#### SET TASK
From the listing below, return each line that includes "text".

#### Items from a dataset

=-=-=

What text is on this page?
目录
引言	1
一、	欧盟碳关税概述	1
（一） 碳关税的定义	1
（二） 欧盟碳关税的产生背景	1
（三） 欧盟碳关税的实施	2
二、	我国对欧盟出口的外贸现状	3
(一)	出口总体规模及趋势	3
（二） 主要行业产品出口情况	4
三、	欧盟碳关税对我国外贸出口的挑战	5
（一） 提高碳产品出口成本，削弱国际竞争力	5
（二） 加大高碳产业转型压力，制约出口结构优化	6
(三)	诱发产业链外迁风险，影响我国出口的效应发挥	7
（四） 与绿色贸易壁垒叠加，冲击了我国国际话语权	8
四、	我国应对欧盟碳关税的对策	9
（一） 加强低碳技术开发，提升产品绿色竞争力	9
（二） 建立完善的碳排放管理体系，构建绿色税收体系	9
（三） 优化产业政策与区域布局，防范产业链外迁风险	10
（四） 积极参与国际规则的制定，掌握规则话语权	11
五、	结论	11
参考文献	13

=-=-=

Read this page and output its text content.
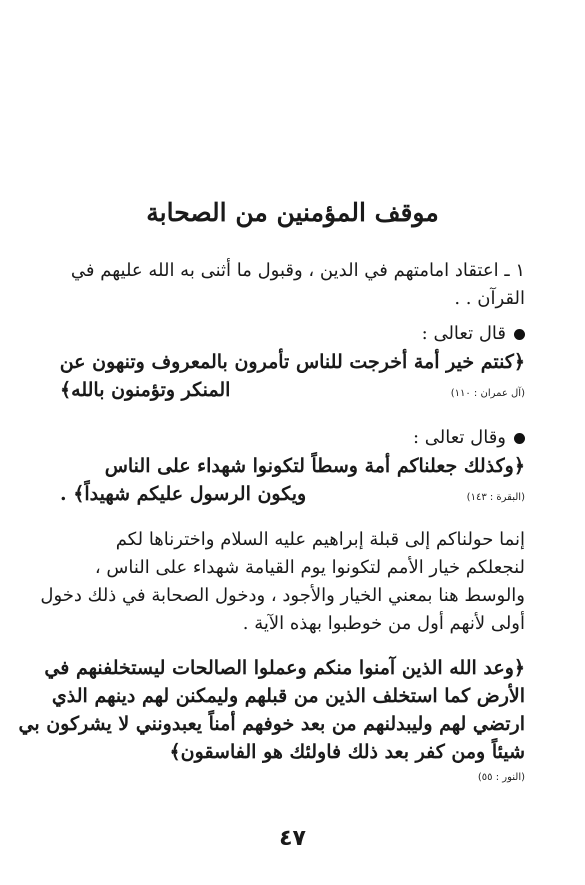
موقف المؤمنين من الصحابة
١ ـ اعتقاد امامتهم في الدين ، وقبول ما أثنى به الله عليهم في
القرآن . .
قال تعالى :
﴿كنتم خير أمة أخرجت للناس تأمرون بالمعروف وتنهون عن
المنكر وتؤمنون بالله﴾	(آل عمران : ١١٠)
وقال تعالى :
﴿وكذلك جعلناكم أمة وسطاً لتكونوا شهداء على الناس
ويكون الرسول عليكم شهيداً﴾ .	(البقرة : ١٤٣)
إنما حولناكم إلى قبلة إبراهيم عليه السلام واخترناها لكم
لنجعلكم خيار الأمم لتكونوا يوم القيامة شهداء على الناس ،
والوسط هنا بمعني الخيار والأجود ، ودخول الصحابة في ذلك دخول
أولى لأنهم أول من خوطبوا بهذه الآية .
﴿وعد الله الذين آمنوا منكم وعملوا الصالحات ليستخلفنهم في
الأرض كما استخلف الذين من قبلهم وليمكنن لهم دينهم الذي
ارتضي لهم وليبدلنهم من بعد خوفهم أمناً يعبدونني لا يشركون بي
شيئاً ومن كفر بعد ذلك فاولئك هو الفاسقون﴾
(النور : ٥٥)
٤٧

=-=-=

#### FULL OUTPUT
What text is on this page?
Read this page and output its text content.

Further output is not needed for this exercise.